SOURCE EXCERPT =
====

# HO Gasser Nationals



## tbolt (Jan 6, 2005)

:wave: Hi Guys, Trying something different here for us HO drag racers. HO dragstrips are few and far between. Here's a little about it. More info on www.psychoslots.com 

23 racers entered as of 02/15/08 

PSD GASSER TUNE UP RUN 

We would like to host a race for everyone on the forum. This would be a proxy style type of race. Your car, Our drivers. No one at our track is eligible to run this race with their own cars. Strictly out of town cars. To determine who drives each persons car for each round, we will draw names from a hat. 

March 15th Tune up run 
April 12th Gasser Nationals 

First we would like to see if there is any interest for this. Second, we would like everyone’s input on rules. I would like to keep this a low dollar race. As stated the first race will be a tune up run. I’ll take notes and post on the forum how each car did and suggest improvements. After the tune up run we will send cars back to the owners for them to tune up rebuild or ?. In April we will host the real deal “The Gasser Nationals” . Send your car back for this. 

Sending one car 1st class mail cost around $2 if you have a small box. Insurance and confirmation are suggested. I’ll see if I can get all the postage rates with insurance and confirmation prices. The only cost to you will be the price to ship it here and to ship it back. This race will be for bragging rights. So.......... 

WHO'S GOT THE BADDEST GASSER OUT THERE? 

Sponsors: :woohoo:

http://tsshobbies.com/


----------



## CJ53 (Oct 30, 2007)

Tom 
Thanks for posting this up!
For the rest of the HT gang,, This is going to be a great event! The members at the track are not allowed to enter, they will serve as Drivers for the cars for this event, each car will have a random driver for each pass. 
We have tried to keep it simple and inexpensive to participate. 
Sam and the guys from Psychoslots are good guys! 
Come on over and check it out.. 
Chris


----------



## CJ53 (Oct 30, 2007)

Sure would like to see some more of the Hobbytalk guys show up for this one!


----------



## vaBcHRog (Feb 19, 2003)

Sounds very cool. Look forward to seeing your rules.

Do you even need drivers? Looks like you could just turn the power on, if there is a dead strip at the end of the track? Just some thinking out loud?


----------



## johnbalich (Feb 6, 2008)

*drivers?*

yes drivers are part of the mix............Reaction time is of course a biggie, and can lead to countless Monday Morning discussion about quicker cars losing. That's not all a BAD thing. Also,in spite of wheelie bars and traction magnets, some cars must be feathered on launch to avoid deslotting or wild power robbing fishtailing.


----------

====

Data items
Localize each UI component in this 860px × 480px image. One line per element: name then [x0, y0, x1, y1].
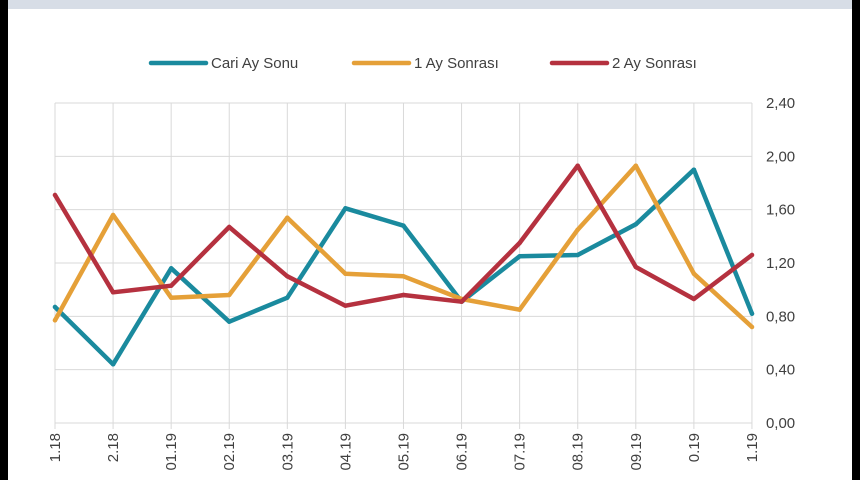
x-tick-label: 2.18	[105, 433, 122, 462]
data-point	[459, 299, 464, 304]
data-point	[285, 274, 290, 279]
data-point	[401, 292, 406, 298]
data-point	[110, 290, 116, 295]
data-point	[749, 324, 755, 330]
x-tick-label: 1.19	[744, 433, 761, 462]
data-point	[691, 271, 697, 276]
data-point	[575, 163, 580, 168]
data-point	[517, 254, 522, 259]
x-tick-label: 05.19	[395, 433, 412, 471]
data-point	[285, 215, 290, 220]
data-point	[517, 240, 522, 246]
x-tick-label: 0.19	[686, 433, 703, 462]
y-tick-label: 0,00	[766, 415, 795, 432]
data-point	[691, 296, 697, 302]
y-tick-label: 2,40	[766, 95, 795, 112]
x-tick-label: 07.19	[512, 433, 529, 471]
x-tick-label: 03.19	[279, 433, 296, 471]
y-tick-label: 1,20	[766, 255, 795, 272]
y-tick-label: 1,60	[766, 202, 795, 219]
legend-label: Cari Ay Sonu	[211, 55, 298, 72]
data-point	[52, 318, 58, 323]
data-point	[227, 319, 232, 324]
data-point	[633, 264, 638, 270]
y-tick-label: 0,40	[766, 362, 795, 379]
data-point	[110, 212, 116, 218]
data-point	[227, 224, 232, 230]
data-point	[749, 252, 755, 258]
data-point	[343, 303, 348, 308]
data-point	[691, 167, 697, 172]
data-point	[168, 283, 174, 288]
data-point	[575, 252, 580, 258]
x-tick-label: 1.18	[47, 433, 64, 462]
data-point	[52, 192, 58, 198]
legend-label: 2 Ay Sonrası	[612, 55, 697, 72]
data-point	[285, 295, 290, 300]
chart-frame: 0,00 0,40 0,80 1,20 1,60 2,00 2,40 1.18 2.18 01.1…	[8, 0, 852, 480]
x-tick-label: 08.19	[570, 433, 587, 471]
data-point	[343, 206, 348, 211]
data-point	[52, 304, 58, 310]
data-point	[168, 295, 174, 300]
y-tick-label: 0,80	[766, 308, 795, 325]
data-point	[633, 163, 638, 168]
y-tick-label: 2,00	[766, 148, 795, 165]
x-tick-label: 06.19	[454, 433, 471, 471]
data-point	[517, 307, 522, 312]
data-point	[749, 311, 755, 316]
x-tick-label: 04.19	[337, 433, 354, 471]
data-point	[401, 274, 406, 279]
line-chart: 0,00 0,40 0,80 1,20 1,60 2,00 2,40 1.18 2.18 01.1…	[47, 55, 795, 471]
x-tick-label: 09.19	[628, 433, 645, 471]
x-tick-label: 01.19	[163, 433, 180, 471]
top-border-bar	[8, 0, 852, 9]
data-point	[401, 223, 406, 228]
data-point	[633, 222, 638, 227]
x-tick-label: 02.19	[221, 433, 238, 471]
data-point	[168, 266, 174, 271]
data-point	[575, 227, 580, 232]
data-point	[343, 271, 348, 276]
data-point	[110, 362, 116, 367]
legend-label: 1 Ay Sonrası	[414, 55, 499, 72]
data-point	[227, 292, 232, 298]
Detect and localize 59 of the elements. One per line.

====

EXERCISE REQUIREMENTS =
(a) In the HO Gasser Nationals thread, how is the driver for each car chosen for each round?
(b) How many lines in the records contain the string "Sonrası"? Reply with the number alone.

ANSWERS FOR THE TASKS =
(a) Names are drawn from a hat.

(b) 2